(Region boundary data)

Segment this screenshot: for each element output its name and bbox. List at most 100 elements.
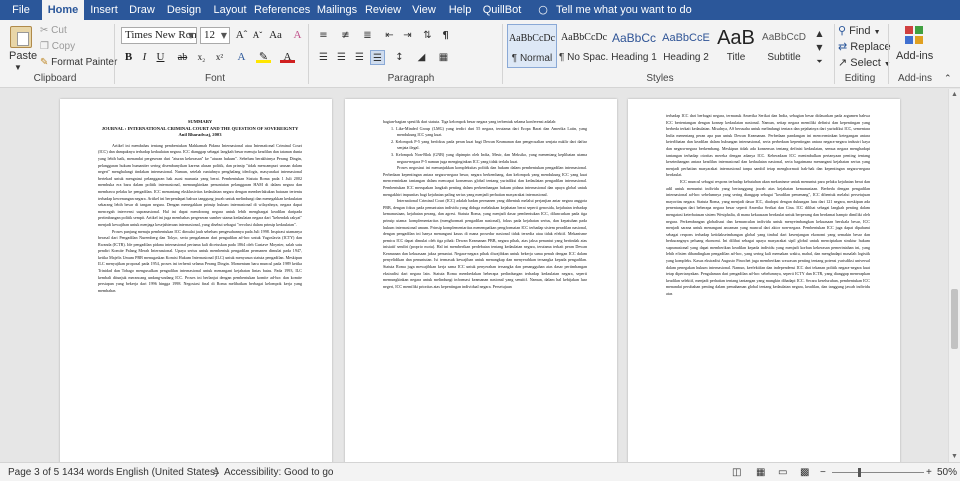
- tab-mailings[interactable]: Mailings: [314, 0, 360, 20]
- divider: [114, 24, 115, 84]
- accessibility-icon: ♙: [212, 467, 221, 477]
- vertical-scrollbar[interactable]: ▲ ▼: [948, 89, 960, 462]
- chevron-down-icon: ▼: [187, 31, 194, 40]
- paragraph-group-label: Paragraph: [387, 73, 435, 84]
- shading-icon[interactable]: ◢: [414, 50, 429, 65]
- font-size-select[interactable]: 12 ▼: [200, 27, 230, 44]
- zoom-out-button[interactable]: −: [820, 463, 826, 481]
- decrease-indent-icon[interactable]: ⇤: [382, 28, 397, 43]
- paragraph: Proses negosiasi ini menunjukkan komplek…: [383, 165, 587, 197]
- tab-file[interactable]: File: [0, 0, 42, 20]
- style-heading-2[interactable]: AaBbCcE Heading 2: [661, 24, 711, 68]
- bullets-icon[interactable]: ≡: [316, 28, 331, 43]
- tab-home[interactable]: Home: [42, 0, 84, 20]
- align-center-icon[interactable]: ☰: [334, 50, 349, 65]
- print-layout-icon[interactable]: ▭: [778, 463, 787, 481]
- style-no-spacing[interactable]: AaBbCcDc ¶ No Spac...: [559, 24, 609, 68]
- zoom-slider-thumb[interactable]: [858, 468, 861, 477]
- align-right-icon[interactable]: ☰: [352, 50, 367, 65]
- styles-more-icon[interactable]: ⏷: [812, 54, 827, 69]
- subscript-button[interactable]: x₂: [194, 50, 209, 65]
- focus-icon[interactable]: ◫: [732, 463, 741, 481]
- web-layout-icon[interactable]: ▩: [800, 463, 809, 481]
- zoom-in-button[interactable]: +: [926, 463, 932, 481]
- ribbon-home: Paste ▼ ✂ Cut ❐ Copy ✎ Format Painter Cl…: [0, 20, 960, 88]
- grow-font-button[interactable]: Aˆ: [234, 28, 249, 43]
- style-normal[interactable]: AaBbCcDc ¶ Normal: [507, 24, 557, 68]
- shrink-font-button[interactable]: Aˇ: [250, 28, 265, 43]
- word-count[interactable]: 1434 words: [62, 463, 114, 481]
- tab-design[interactable]: Design: [163, 0, 205, 20]
- font-color-button[interactable]: A: [280, 50, 295, 63]
- paste-button[interactable]: Paste: [9, 50, 37, 62]
- zoom-slider[interactable]: [832, 472, 924, 473]
- sort-icon[interactable]: ⇅: [420, 28, 435, 43]
- highlight-button[interactable]: ✎: [256, 50, 271, 63]
- lightbulb-icon: ○: [538, 3, 548, 16]
- align-left-icon[interactable]: ☰: [316, 50, 331, 65]
- cut-button[interactable]: ✂ Cut: [40, 25, 67, 37]
- tell-me-search[interactable]: Tell me what you want to do: [556, 0, 692, 20]
- font-name-select[interactable]: Times New Roma ▼: [121, 27, 197, 44]
- language-status[interactable]: English (United States): [116, 463, 218, 481]
- numbering-icon[interactable]: ≢: [338, 28, 353, 43]
- strikethrough-button[interactable]: ab: [175, 50, 190, 65]
- paintbrush-icon: ✎: [40, 57, 52, 68]
- show-marks-icon[interactable]: ¶: [438, 28, 453, 43]
- tab-quillbot[interactable]: QuillBot: [480, 0, 524, 20]
- tab-help[interactable]: Help: [446, 0, 474, 20]
- scrollbar-thumb[interactable]: [951, 289, 958, 349]
- divider: [502, 24, 503, 84]
- justify-icon[interactable]: ☰: [370, 50, 385, 65]
- addins-icon[interactable]: [905, 26, 925, 46]
- list-item: 2. Kelompok P-5 yang berfokus pada peran…: [391, 138, 587, 151]
- author-line: Anil Bharadwaj, 2003: [178, 132, 222, 138]
- page-3[interactable]: terhadap ICC dari berbagai negara, terma…: [628, 99, 900, 462]
- tab-insert[interactable]: Insert: [86, 0, 122, 20]
- page-count[interactable]: Page 3 of 5: [8, 463, 59, 481]
- borders-icon[interactable]: ▦: [436, 50, 451, 65]
- paragraph: Artikel ini membahas tentang pembentukan…: [98, 142, 302, 227]
- clear-formatting-button[interactable]: A: [290, 28, 305, 43]
- scroll-down-icon[interactable]: ▼: [951, 453, 958, 460]
- line-spacing-icon[interactable]: ↕: [392, 50, 407, 65]
- tab-view[interactable]: View: [408, 0, 440, 20]
- clipboard-group-label: Clipboard: [33, 73, 77, 84]
- collapse-ribbon-icon[interactable]: ⌃: [944, 72, 952, 84]
- styles-scroll-up-icon[interactable]: ▲: [812, 26, 827, 41]
- tab-review[interactable]: Review: [363, 0, 403, 20]
- style-title[interactable]: AaB Title: [711, 24, 761, 68]
- editing-group-label: Editing: [844, 73, 876, 84]
- scroll-up-icon[interactable]: ▲: [951, 91, 958, 98]
- superscript-button[interactable]: x²: [212, 50, 227, 65]
- styles-group-label: Styles: [646, 73, 674, 84]
- bold-button[interactable]: B: [121, 50, 136, 65]
- styles-scroll-down-icon[interactable]: ▼: [812, 40, 827, 55]
- addins-button[interactable]: Add-ins: [896, 50, 933, 62]
- select-button[interactable]: ↗ Select ▼: [838, 57, 891, 71]
- change-case-button[interactable]: Aa: [268, 28, 283, 43]
- underline-button[interactable]: U: [153, 50, 168, 65]
- style-heading-1[interactable]: AaBbCc Heading 1: [609, 24, 659, 68]
- copy-button[interactable]: ❐ Copy: [40, 41, 75, 53]
- page-1-text: SUMMARY JOURNAL : INTERNATIONAL CRIMINAL…: [98, 119, 302, 294]
- text-effects-button[interactable]: A: [234, 50, 249, 65]
- status-bar: Page 3 of 5 1434 words English (United S…: [0, 462, 960, 481]
- page-2[interactable]: bagian-bagian spesifik dari statuta. Tig…: [345, 99, 617, 462]
- italic-button[interactable]: I: [137, 50, 152, 65]
- tab-references[interactable]: References: [254, 0, 310, 20]
- tab-layout[interactable]: Layout: [210, 0, 250, 20]
- paste-icon[interactable]: [10, 26, 32, 48]
- style-subtitle[interactable]: AaBbCcD Subtitle: [759, 24, 809, 68]
- format-painter-button[interactable]: ✎ Format Painter: [40, 57, 117, 69]
- accessibility-status[interactable]: Accessibility: Good to go: [224, 463, 334, 481]
- increase-indent-icon[interactable]: ⇥: [400, 28, 415, 43]
- page-1[interactable]: SUMMARY JOURNAL : INTERNATIONAL CRIMINAL…: [60, 99, 332, 462]
- replace-button[interactable]: ⇄ Replace: [838, 41, 891, 53]
- find-button[interactable]: ⚲ Find ▼: [838, 25, 881, 39]
- read-mode-icon[interactable]: ▦: [756, 463, 765, 481]
- zoom-level[interactable]: 50%: [937, 463, 957, 481]
- multilevel-list-icon[interactable]: ≣: [360, 28, 375, 43]
- divider: [308, 24, 309, 84]
- tab-draw[interactable]: Draw: [126, 0, 158, 20]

* _WHAT YOU ARE ASKED TO DO_
Please convert the data above into a Markdown table with two columns, "No." and "Entry", giving each line its own numbered row and skipping blank lines. Omit the pictures.

* _RESULT FOR THIS TASK_
| No. | Entry |
|---|---|
| 1 | Segment this screenshot: for each element output its name and bbox. List at most 100 elements. |
| 2 | - tab-mailings[interactable]: Mailings: [314, 0, 360, 20] |
| 3 | - divider: [114, 24, 115, 84] |
| 4 | - accessibility-icon: ♙: [212, 467, 221, 477] |
| 5 | - vertical-scrollbar[interactable]: ▲ ▼: [948, 89, 960, 462] |
| 6 | - chevron-down-icon: ▼: [187, 31, 194, 40] |
| 7 | - paragraph-group-label: Paragraph: [387, 73, 435, 84] |
| 8 | - shading-icon[interactable]: ◢: [414, 50, 429, 65] |
| 9 | - font-size-select[interactable]: 12 ▼: [200, 27, 230, 44] |
| 10 | - zoom-out-button[interactable]: −: [820, 463, 826, 481] |
| 11 | - decrease-indent-icon[interactable]: ⇤: [382, 28, 397, 43] |
| 12 | - paragraph: Proses negosiasi ini menunjukkan komplek…: [383, 165, 587, 197] |
| 13 | - tab-file[interactable]: File: [0, 0, 42, 20] |
| 14 | - style-heading-2[interactable]: AaBbCcE Heading 2: [661, 24, 711, 68] |
| 15 | - bullets-icon[interactable]: ≡: [316, 28, 331, 43] |
| 16 | - tab-home[interactable]: Home: [42, 0, 84, 20] |
| 17 | - align-center-icon[interactable]: ☰: [334, 50, 349, 65] |
| 18 | - print-layout-icon[interactable]: ▭: [778, 463, 787, 481] |
| 19 | - style-no-spacing[interactable]: AaBbCcDc ¶ No Spac...: [559, 24, 609, 68] |
| 20 | - zoom-slider-thumb[interactable]: [858, 468, 861, 477] |
| 21 | - align-right-icon[interactable]: ☰: [352, 50, 367, 65] |
| 22 | - styles-more-icon[interactable]: ⏷: [812, 54, 827, 69] |
| 23 | - subscript-button[interactable]: x₂: [194, 50, 209, 65] |
| 24 | - focus-icon[interactable]: ◫: [732, 463, 741, 481] |
| 25 | - web-layout-icon[interactable]: ▩: [800, 463, 809, 481] |
| 26 | - zoom-in-button[interactable]: +: [926, 463, 932, 481] |
| 27 | - ribbon-home: Paste ▼ ✂ Cut ❐ Copy ✎ Format Painter Cl…: [0, 20, 960, 88] |
| 28 | - grow-font-button[interactable]: Aˆ: [234, 28, 249, 43] |
| 29 | - style-normal[interactable]: AaBbCcDc ¶ Normal: [507, 24, 557, 68] |
| 30 | - shrink-font-button[interactable]: Aˇ: [250, 28, 265, 43] |
| 31 | - word-count[interactable]: 1434 words: [62, 463, 114, 481] |
| 32 | - tab-design[interactable]: Design: [163, 0, 205, 20] |
| 33 | - font-color-button[interactable]: A: [280, 50, 295, 63] |
| 34 | - paste-button[interactable]: Paste: [9, 50, 37, 62] |
| 35 | - zoom-slider[interactable]: [832, 472, 924, 473] |
| 36 | - sort-icon[interactable]: ⇅: [420, 28, 435, 43] |
| 37 | - highlight-button[interactable]: ✎: [256, 50, 271, 63] |
| 38 | - lightbulb-icon: ○: [538, 3, 548, 16] |
| 39 | - align-left-icon[interactable]: ☰: [316, 50, 331, 65] |
| 40 | - cut-button[interactable]: ✂ Cut: [40, 25, 67, 37] |
| 41 | - tell-me-search[interactable]: Tell me what you want to do: [556, 0, 692, 20] |
| 42 | - font-name-select[interactable]: Times New Roma ▼: [121, 27, 197, 44] |
| 43 | - language-status[interactable]: English (United States): [116, 463, 218, 481] |
| 44 | - numbering-icon[interactable]: ≢: [338, 28, 353, 43] |
| 45 | - strikethrough-button[interactable]: ab: [175, 50, 190, 65] |
| 46 | - paintbrush-icon: ✎: [40, 57, 52, 68] |
| 47 | - show-marks-icon[interactable]: ¶: [438, 28, 453, 43] |
| 48 | - tab-quillbot[interactable]: QuillBot: [480, 0, 524, 20] |
| 49 | - tab-help[interactable]: Help: [446, 0, 474, 20] |
| 50 | - scrollbar-thumb[interactable]: [951, 289, 958, 349] |
| 51 | - divider: [502, 24, 503, 84] |
| 52 | - justify-icon[interactable]: ☰: [370, 50, 385, 65] |
| 53 | - addins-icon[interactable]: [905, 26, 925, 46] |
| 54 | - list-item: 2. Kelompok P-5 yang berfokus pada peran…: [391, 138, 587, 151] |
| 55 | - author-line: Anil Bharadwaj, 2003: [178, 132, 222, 138] |
| 56 | - page-3[interactable]: terhadap ICC dari berbagai negara, terma…: [628, 99, 900, 462] |
| 57 | - tab-insert[interactable]: Insert: [86, 0, 122, 20] |
| 58 | - page-count[interactable]: Page 3 of 5: [8, 463, 59, 481] |
| 59 | - borders-icon[interactable]: ▦: [436, 50, 451, 65] |
| 60 | - paragraph: Artikel ini membahas tentang pembentukan…: [98, 142, 302, 227] |
| 61 | - clear-formatting-button[interactable]: A: [290, 28, 305, 43] |
| 62 | - scroll-down-icon[interactable]: ▼: [951, 453, 958, 460] |
| 63 | - line-spacing-icon[interactable]: ↕: [392, 50, 407, 65] |
| 64 | - tab-view[interactable]: View: [408, 0, 440, 20] |
| 65 | - clipboard-group-label: Clipboard: [33, 73, 77, 84] |
| 66 | - collapse-ribbon-icon[interactable]: ⌃: [944, 72, 952, 84] |
| 67 | - styles-scroll-up-icon[interactable]: ▲: [812, 26, 827, 41] |
| 68 | - tab-review[interactable]: Review: [363, 0, 403, 20] |
| 69 | - style-title[interactable]: AaB Title: [711, 24, 761, 68] |
| 70 | - editing-group-label: Editing: [844, 73, 876, 84] |
| 71 | - scroll-up-icon[interactable]: ▲: [951, 91, 958, 98] |
| 72 | - superscript-button[interactable]: x²: [212, 50, 227, 65] |
| 73 | - styles-group-label: Styles: [646, 73, 674, 84] |
| 74 | - bold-button[interactable]: B: [121, 50, 136, 65] |
| 75 | - styles-scroll-down-icon[interactable]: ▼: [812, 40, 827, 55] |
| 76 | - addins-button[interactable]: Add-ins: [896, 50, 933, 62] |
| 77 | - select-button[interactable]: ↗ Select ▼: [838, 57, 891, 71] |
| 78 | - change-case-button[interactable]: Aa: [268, 28, 283, 43] |
| 79 | - underline-button[interactable]: U: [153, 50, 168, 65] |
| 80 | - style-heading-1[interactable]: AaBbCc Heading 1: [609, 24, 659, 68] |
| 81 | - copy-button[interactable]: ❐ Copy: [40, 41, 75, 53] |
| 82 | - page-1-text: SUMMARY JOURNAL : INTERNATIONAL CRIMINAL…: [98, 119, 302, 294] |
| 83 | - text-effects-button[interactable]: A: [234, 50, 249, 65] |
| 84 | - status-bar: Page 3 of 5 1434 words English (United S…: [0, 462, 960, 481] |
| 85 | - page-2[interactable]: bagian-bagian spesifik dari statuta. Tig…: [345, 99, 617, 462] |
| 86 | - italic-button[interactable]: I: [137, 50, 152, 65] |
| 87 | - tab-references[interactable]: References: [254, 0, 310, 20] |
| 88 | - tab-layout[interactable]: Layout: [210, 0, 250, 20] |
| 89 | - paste-icon[interactable]: [10, 26, 32, 48] |
| 90 | - style-subtitle[interactable]: AaBbCcD Subtitle: [759, 24, 809, 68] |
| 91 | - format-painter-button[interactable]: ✎ Format Painter: [40, 57, 117, 69] |
| 92 | - accessibility-status[interactable]: Accessibility: Good to go: [224, 463, 334, 481] |
| 93 | - increase-indent-icon[interactable]: ⇥: [400, 28, 415, 43] |
| 94 | - page-1[interactable]: SUMMARY JOURNAL : INTERNATIONAL CRIMINAL…: [60, 99, 332, 462] |
| 95 | - replace-button[interactable]: ⇄ Replace: [838, 41, 891, 53] |
| 96 | - find-button[interactable]: ⚲ Find ▼: [838, 25, 881, 39] |
| 97 | - read-mode-icon[interactable]: ▦: [756, 463, 765, 481] |
| 98 | - zoom-level[interactable]: 50%: [937, 463, 957, 481] |
| 99 | - multilevel-list-icon[interactable]: ≣: [360, 28, 375, 43] |
| 100 | - divider: [308, 24, 309, 84] |
| 101 | - tab-draw[interactable]: Draw: [126, 0, 158, 20] |